## TASK OBJECTIVE
All entries are to be given again verbatim.

## EXTRACTED RECORDS
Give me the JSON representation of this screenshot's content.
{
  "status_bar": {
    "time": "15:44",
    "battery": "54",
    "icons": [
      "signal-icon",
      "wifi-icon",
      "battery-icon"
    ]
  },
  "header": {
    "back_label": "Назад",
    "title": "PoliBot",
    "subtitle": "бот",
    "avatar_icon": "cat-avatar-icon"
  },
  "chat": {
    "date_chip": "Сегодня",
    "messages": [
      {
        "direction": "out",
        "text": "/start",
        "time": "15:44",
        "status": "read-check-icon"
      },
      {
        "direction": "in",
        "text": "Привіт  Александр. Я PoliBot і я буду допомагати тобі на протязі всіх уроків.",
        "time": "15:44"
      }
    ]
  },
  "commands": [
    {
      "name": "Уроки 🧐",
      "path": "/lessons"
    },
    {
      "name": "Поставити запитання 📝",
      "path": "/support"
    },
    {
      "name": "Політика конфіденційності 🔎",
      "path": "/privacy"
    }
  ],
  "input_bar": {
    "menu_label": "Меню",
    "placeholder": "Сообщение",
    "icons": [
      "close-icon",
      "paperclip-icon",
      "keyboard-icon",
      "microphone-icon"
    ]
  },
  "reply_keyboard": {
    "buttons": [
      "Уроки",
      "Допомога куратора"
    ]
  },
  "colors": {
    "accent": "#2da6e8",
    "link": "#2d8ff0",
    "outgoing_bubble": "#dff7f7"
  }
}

## OUTPUT BELOW
Give me the JSON representation of this screenshot's content.
{
  "status_bar": {
    "time": "15:44",
    "battery": "54",
    "icons": [
      "signal-icon",
      "wifi-icon",
      "battery-icon"
    ]
  },
  "header": {
    "back_label": "Назад",
    "title": "PoliBot",
    "subtitle": "бот",
    "avatar_icon": "cat-avatar-icon"
  },
  "chat": {
    "date_chip": "Сегодня",
    "messages": [
      {
        "direction": "out",
        "text": "/start",
        "time": "15:44",
        "status": "read-check-icon"
      },
      {
        "direction": "in",
        "text": "Привіт  Александр. Я PoliBot і я буду допомагати тобі на протязі всіх уроків.",
        "time": "15:44"
      }
    ]
  },
  "commands": [
    {
      "name": "Уроки 🧐",
      "path": "/lessons"
    },
    {
      "name": "Поставити запитання 📝",
      "path": "/support"
    },
    {
      "name": "Політика конфіденційності 🔎",
      "path": "/privacy"
    }
  ],
  "input_bar": {
    "menu_label": "Меню",
    "placeholder": "Сообщение",
    "icons": [
      "close-icon",
      "paperclip-icon",
      "keyboard-icon",
      "microphone-icon"
    ]
  },
  "reply_keyboard": {
    "buttons": [
      "Уроки",
      "Допомога куратора"
    ]
  },
  "colors": {
    "accent": "#2da6e8",
    "link": "#2d8ff0",
    "outgoing_bubble": "#dff7f7"
  }
}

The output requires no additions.